**OBJECTIVE**
Your answer should be one number: the count of lines in these entries that hold the word "this".

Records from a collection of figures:
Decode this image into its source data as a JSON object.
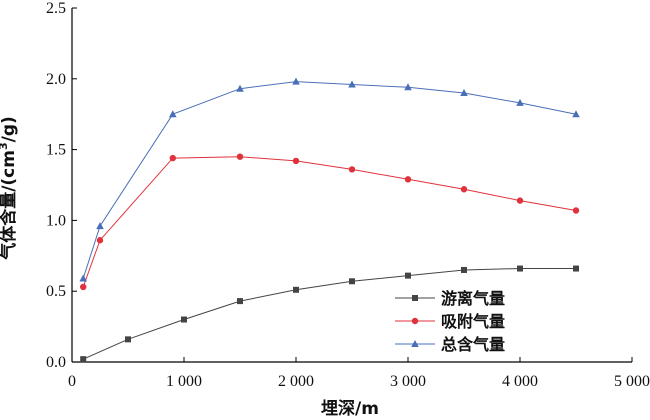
{
  "chart_data": {
    "type": "line",
    "xlabel": "埋深/m",
    "ylabel_main": "气体含量/(cm",
    "ylabel_sup": "3",
    "ylabel_tail": "/g)",
    "xlim": [
      0,
      5000
    ],
    "ylim": [
      0,
      2.5
    ],
    "xticks": [
      0,
      1000,
      2000,
      3000,
      4000,
      5000
    ],
    "xtick_labels": [
      "0",
      "1 000",
      "2 000",
      "3 000",
      "4 000",
      "5 000"
    ],
    "yticks": [
      0,
      0.5,
      1.0,
      1.5,
      2.0,
      2.5
    ],
    "ytick_labels": [
      "0.0",
      "0.5",
      "1.0",
      "1.5",
      "2.0",
      "2.5"
    ],
    "grid": false,
    "legend_position": "bottom-right",
    "series": [
      {
        "name": "游离气量",
        "marker": "square",
        "color": "#444444",
        "x": [
          100,
          500,
          1000,
          1500,
          2000,
          2500,
          3000,
          3500,
          4000,
          4500
        ],
        "y": [
          0.02,
          0.16,
          0.3,
          0.43,
          0.51,
          0.57,
          0.61,
          0.65,
          0.66,
          0.66
        ]
      },
      {
        "name": "吸附气量",
        "marker": "circle",
        "color": "#e0323c",
        "x": [
          100,
          250,
          900,
          1500,
          2000,
          2500,
          3000,
          3500,
          4000,
          4500
        ],
        "y": [
          0.53,
          0.86,
          1.44,
          1.45,
          1.42,
          1.36,
          1.29,
          1.22,
          1.14,
          1.07
        ]
      },
      {
        "name": "总含气量",
        "marker": "triangle",
        "color": "#4a6fb8",
        "x": [
          100,
          250,
          900,
          1500,
          2000,
          2500,
          3000,
          3500,
          4000,
          4500
        ],
        "y": [
          0.59,
          0.96,
          1.75,
          1.93,
          1.98,
          1.96,
          1.94,
          1.9,
          1.83,
          1.75
        ]
      }
    ]
  }
}
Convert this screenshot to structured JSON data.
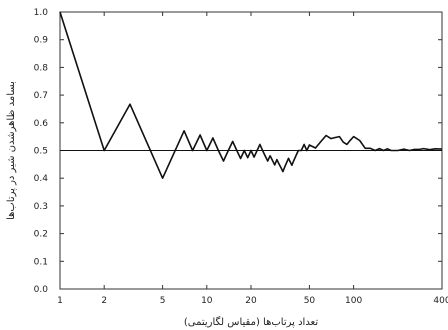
{
  "chart_data": {
    "type": "line",
    "title": "",
    "xlabel": "تعداد پرتاب‌ها (مقیاس لگاریتمی)",
    "ylabel": "بسامد ظاهرشدن شیر در پرتاب‌ها",
    "xscale": "log",
    "xlim": [
      1,
      400
    ],
    "ylim": [
      0,
      1.0
    ],
    "xticks": [
      1,
      2,
      5,
      10,
      20,
      50,
      100,
      400
    ],
    "yticks": [
      0.0,
      0.1,
      0.2,
      0.3,
      0.4,
      0.5,
      0.6,
      0.7,
      0.8,
      0.9,
      1.0
    ],
    "ytick_labels": [
      "0.0",
      "0.1",
      "0.2",
      "0.3",
      "0.4",
      "0.5",
      "0.6",
      "0.7",
      "0.8",
      "0.9",
      "1.0"
    ],
    "grid": false,
    "reference_line": {
      "y": 0.5
    },
    "series": [
      {
        "color": "#111111",
        "x": [
          1,
          2,
          3,
          5,
          7,
          8,
          9,
          10,
          11,
          12,
          13,
          14,
          15,
          16,
          17,
          18,
          19,
          20,
          21,
          22,
          23,
          24,
          25,
          26,
          27,
          28,
          29,
          30,
          31,
          32,
          33,
          34,
          35,
          36,
          37,
          38,
          39,
          40,
          42,
          44,
          46,
          48,
          50,
          55,
          60,
          65,
          70,
          75,
          80,
          85,
          90,
          95,
          100,
          110,
          120,
          130,
          140,
          150,
          160,
          170,
          180,
          200,
          220,
          240,
          260,
          280,
          300,
          330,
          360,
          400
        ],
        "y": [
          1.0,
          0.5,
          0.667,
          0.4,
          0.571,
          0.5,
          0.556,
          0.5,
          0.545,
          0.5,
          0.462,
          0.5,
          0.533,
          0.5,
          0.471,
          0.5,
          0.474,
          0.5,
          0.476,
          0.5,
          0.522,
          0.5,
          0.48,
          0.462,
          0.481,
          0.464,
          0.448,
          0.467,
          0.452,
          0.438,
          0.424,
          0.441,
          0.457,
          0.472,
          0.459,
          0.447,
          0.462,
          0.475,
          0.5,
          0.5,
          0.522,
          0.5,
          0.52,
          0.509,
          0.533,
          0.554,
          0.543,
          0.547,
          0.55,
          0.53,
          0.522,
          0.537,
          0.55,
          0.536,
          0.508,
          0.508,
          0.5,
          0.507,
          0.5,
          0.506,
          0.5,
          0.5,
          0.505,
          0.5,
          0.504,
          0.504,
          0.507,
          0.503,
          0.506,
          0.505
        ]
      }
    ]
  }
}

**EXPECTED ANSWER**
2